===== Data provided
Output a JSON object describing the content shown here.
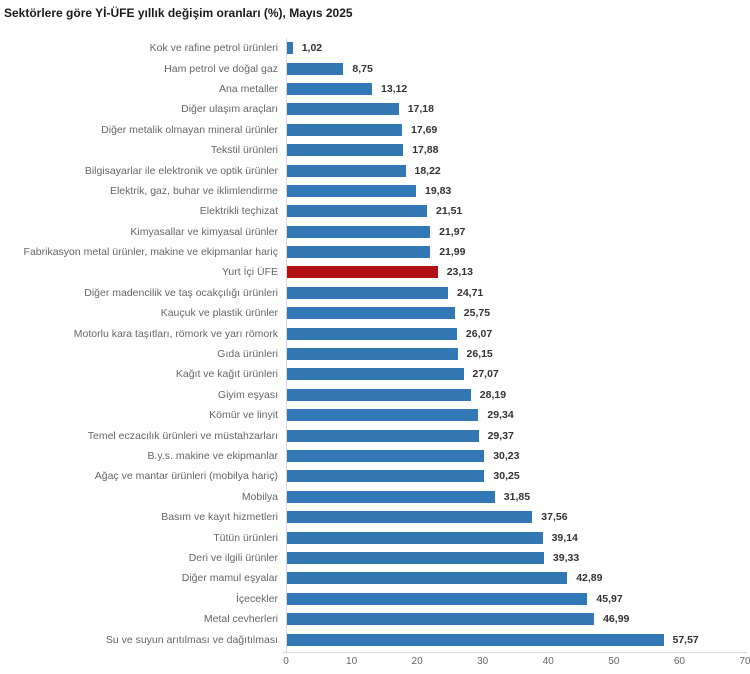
{
  "page": {
    "title": "Sektörlere göre Yİ-ÜFE yıllık değişim oranları (%), Mayıs 2025"
  },
  "colors": {
    "bar_blue": "#3178b5",
    "bar_highlight_red": "#b21118",
    "category_label": "#666666",
    "value_label": "#333333",
    "axis_line": "#d9d9d9",
    "tick_label": "#666666",
    "title_text": "#1a1a1a"
  },
  "chart_data": {
    "type": "bar",
    "orientation": "horizontal",
    "title": "Sektörlere göre Yİ-ÜFE yıllık değişim oranları (%), Mayıs 2025",
    "categories": [
      "Kok ve rafine petrol ürünleri",
      "Ham petrol ve doğal gaz",
      "Ana metaller",
      "Diğer ulaşım araçları",
      "Diğer metalik olmayan mineral ürünler",
      "Tekstil ürünleri",
      "Bilgisayarlar ile elektronik ve optik ürünler",
      "Elektrik, gaz, buhar ve iklimlendirme",
      "Elektrikli teçhizat",
      "Kimyasallar ve kimyasal ürünler",
      "Fabrikasyon metal ürünler, makine ve ekipmanlar hariç",
      "Yurt İçi ÜFE",
      "Diğer madencilik ve taş ocakçılığı ürünleri",
      "Kauçuk ve plastik ürünler",
      "Motorlu kara taşıtları, römork ve yarı römork",
      "Gıda ürünleri",
      "Kağıt ve kağıt ürünleri",
      "Giyim eşyası",
      "Kömür ve linyit",
      "Temel eczacılık ürünleri ve müstahzarları",
      "B.y.s. makine ve ekipmanlar",
      "Ağaç ve mantar ürünleri (mobilya hariç)",
      "Mobilya",
      "Basım ve kayıt hizmetleri",
      "Tütün ürünleri",
      "Deri ve ilgili ürünler",
      "Diğer mamul eşyalar",
      "İçecekler",
      "Metal cevherleri",
      "Su ve suyun arıtılması ve dağıtılması"
    ],
    "values": [
      1.02,
      8.75,
      13.12,
      17.18,
      17.69,
      17.88,
      18.22,
      19.83,
      21.51,
      21.97,
      21.99,
      23.13,
      24.71,
      25.75,
      26.07,
      26.15,
      27.07,
      28.19,
      29.34,
      29.37,
      30.23,
      30.25,
      31.85,
      37.56,
      39.14,
      39.33,
      42.89,
      45.97,
      46.99,
      57.57
    ],
    "value_labels": [
      "1,02",
      "8,75",
      "13,12",
      "17,18",
      "17,69",
      "17,88",
      "18,22",
      "19,83",
      "21,51",
      "21,97",
      "21,99",
      "23,13",
      "24,71",
      "25,75",
      "26,07",
      "26,15",
      "27,07",
      "28,19",
      "29,34",
      "29,37",
      "30,23",
      "30,25",
      "31,85",
      "37,56",
      "39,14",
      "39,33",
      "42,89",
      "45,97",
      "46,99",
      "57,57"
    ],
    "highlight_index": 11,
    "highlight_category": "Yurt İçi ÜFE",
    "xlim": [
      0,
      70
    ],
    "x_ticks": [
      "0",
      "10",
      "20",
      "30",
      "40",
      "50",
      "60",
      "70"
    ],
    "grid": false,
    "value_label_position": "end-of-bar"
  }
}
==========
Written exercise: Print the records word for word and exclude any picture they hold.

Problem solution:
Output a JSON object describing the content shown here.
{
  "page": {
    "title": "Sektörlere göre Yİ-ÜFE yıllık değişim oranları (%), Mayıs 2025"
  },
  "colors": {
    "bar_blue": "#3178b5",
    "bar_highlight_red": "#b21118",
    "category_label": "#666666",
    "value_label": "#333333",
    "axis_line": "#d9d9d9",
    "tick_label": "#666666",
    "title_text": "#1a1a1a"
  },
  "chart_data": {
    "type": "bar",
    "orientation": "horizontal",
    "title": "Sektörlere göre Yİ-ÜFE yıllık değişim oranları (%), Mayıs 2025",
    "categories": [
      "Kok ve rafine petrol ürünleri",
      "Ham petrol ve doğal gaz",
      "Ana metaller",
      "Diğer ulaşım araçları",
      "Diğer metalik olmayan mineral ürünler",
      "Tekstil ürünleri",
      "Bilgisayarlar ile elektronik ve optik ürünler",
      "Elektrik, gaz, buhar ve iklimlendirme",
      "Elektrikli teçhizat",
      "Kimyasallar ve kimyasal ürünler",
      "Fabrikasyon metal ürünler, makine ve ekipmanlar hariç",
      "Yurt İçi ÜFE",
      "Diğer madencilik ve taş ocakçılığı ürünleri",
      "Kauçuk ve plastik ürünler",
      "Motorlu kara taşıtları, römork ve yarı römork",
      "Gıda ürünleri",
      "Kağıt ve kağıt ürünleri",
      "Giyim eşyası",
      "Kömür ve linyit",
      "Temel eczacılık ürünleri ve müstahzarları",
      "B.y.s. makine ve ekipmanlar",
      "Ağaç ve mantar ürünleri (mobilya hariç)",
      "Mobilya",
      "Basım ve kayıt hizmetleri",
      "Tütün ürünleri",
      "Deri ve ilgili ürünler",
      "Diğer mamul eşyalar",
      "İçecekler",
      "Metal cevherleri",
      "Su ve suyun arıtılması ve dağıtılması"
    ],
    "values": [
      1.02,
      8.75,
      13.12,
      17.18,
      17.69,
      17.88,
      18.22,
      19.83,
      21.51,
      21.97,
      21.99,
      23.13,
      24.71,
      25.75,
      26.07,
      26.15,
      27.07,
      28.19,
      29.34,
      29.37,
      30.23,
      30.25,
      31.85,
      37.56,
      39.14,
      39.33,
      42.89,
      45.97,
      46.99,
      57.57
    ],
    "value_labels": [
      "1,02",
      "8,75",
      "13,12",
      "17,18",
      "17,69",
      "17,88",
      "18,22",
      "19,83",
      "21,51",
      "21,97",
      "21,99",
      "23,13",
      "24,71",
      "25,75",
      "26,07",
      "26,15",
      "27,07",
      "28,19",
      "29,34",
      "29,37",
      "30,23",
      "30,25",
      "31,85",
      "37,56",
      "39,14",
      "39,33",
      "42,89",
      "45,97",
      "46,99",
      "57,57"
    ],
    "highlight_index": 11,
    "highlight_category": "Yurt İçi ÜFE",
    "xlim": [
      0,
      70
    ],
    "x_ticks": [
      "0",
      "10",
      "20",
      "30",
      "40",
      "50",
      "60",
      "70"
    ],
    "grid": false,
    "value_label_position": "end-of-bar"
  }
}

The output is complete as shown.